--- Begin Rows ---
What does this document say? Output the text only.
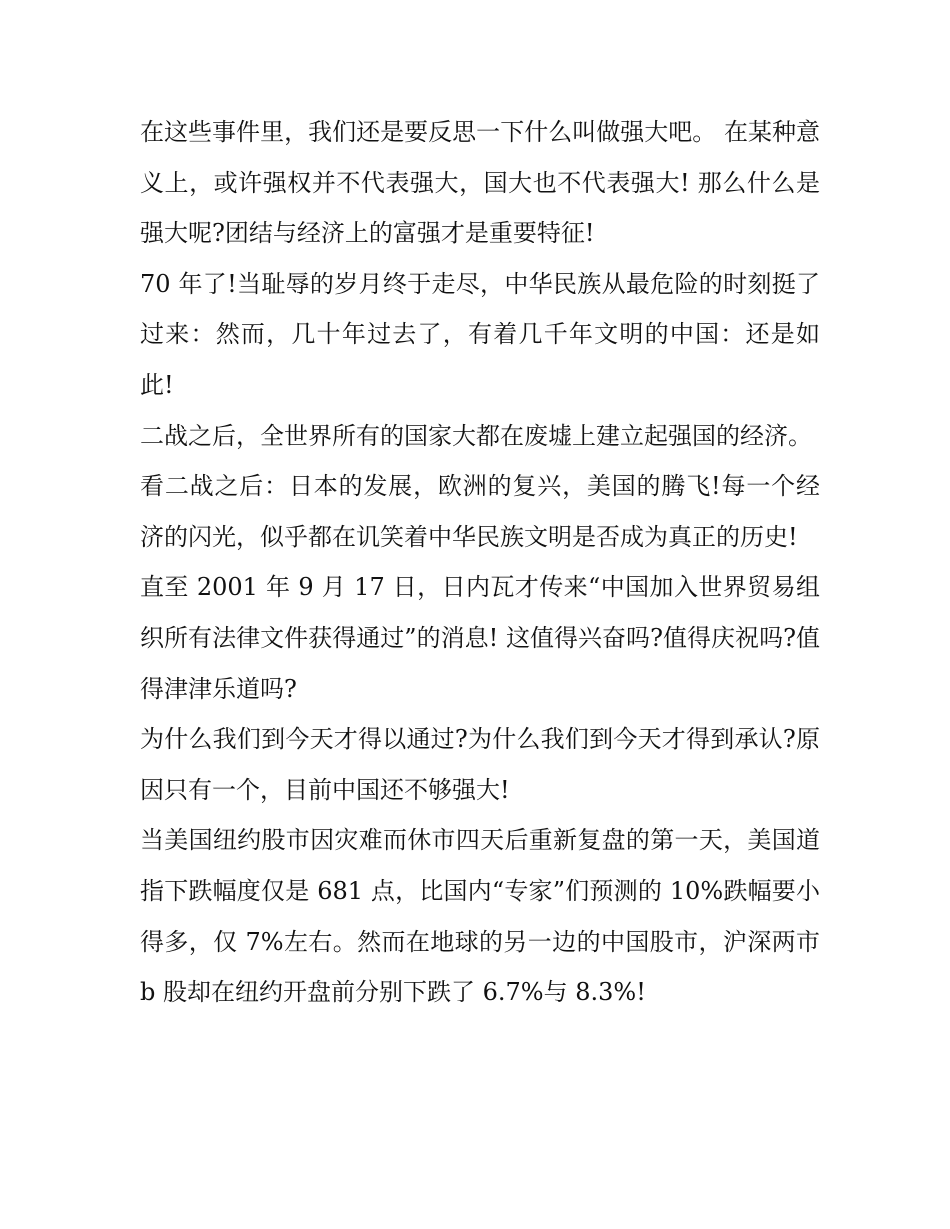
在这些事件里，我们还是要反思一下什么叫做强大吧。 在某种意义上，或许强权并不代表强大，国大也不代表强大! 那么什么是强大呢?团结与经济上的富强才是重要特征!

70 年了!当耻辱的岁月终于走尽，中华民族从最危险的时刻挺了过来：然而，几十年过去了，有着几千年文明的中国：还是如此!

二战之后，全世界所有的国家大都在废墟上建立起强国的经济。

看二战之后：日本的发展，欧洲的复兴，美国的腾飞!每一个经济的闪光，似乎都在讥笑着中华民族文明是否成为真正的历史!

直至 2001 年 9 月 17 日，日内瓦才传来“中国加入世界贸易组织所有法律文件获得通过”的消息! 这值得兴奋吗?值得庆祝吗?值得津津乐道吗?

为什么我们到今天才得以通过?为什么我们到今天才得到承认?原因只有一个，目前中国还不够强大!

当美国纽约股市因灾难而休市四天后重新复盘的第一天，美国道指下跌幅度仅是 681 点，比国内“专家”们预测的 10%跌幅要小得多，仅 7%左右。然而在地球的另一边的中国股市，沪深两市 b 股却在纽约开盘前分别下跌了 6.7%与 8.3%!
--- End Rows ---
Repeat the data exactly, dropping every picture it holds.

§ **Answer to the task**:
What does this document say? Output the text only.
在这些事件里，我们还是要反思一下什么叫做强大吧。 在某种意义上，或许强权并不代表强大，国大也不代表强大! 那么什么是强大呢?团结与经济上的富强才是重要特征!

70 年了!当耻辱的岁月终于走尽，中华民族从最危险的时刻挺了过来：然而，几十年过去了，有着几千年文明的中国：还是如此!

二战之后，全世界所有的国家大都在废墟上建立起强国的经济。

看二战之后：日本的发展，欧洲的复兴，美国的腾飞!每一个经济的闪光，似乎都在讥笑着中华民族文明是否成为真正的历史!

直至 2001 年 9 月 17 日，日内瓦才传来“中国加入世界贸易组织所有法律文件获得通过”的消息! 这值得兴奋吗?值得庆祝吗?值得津津乐道吗?

为什么我们到今天才得以通过?为什么我们到今天才得到承认?原因只有一个，目前中国还不够强大!

当美国纽约股市因灾难而休市四天后重新复盘的第一天，美国道指下跌幅度仅是 681 点，比国内“专家”们预测的 10%跌幅要小得多，仅 7%左右。然而在地球的另一边的中国股市，沪深两市 b 股却在纽约开盘前分别下跌了 6.7%与 8.3%!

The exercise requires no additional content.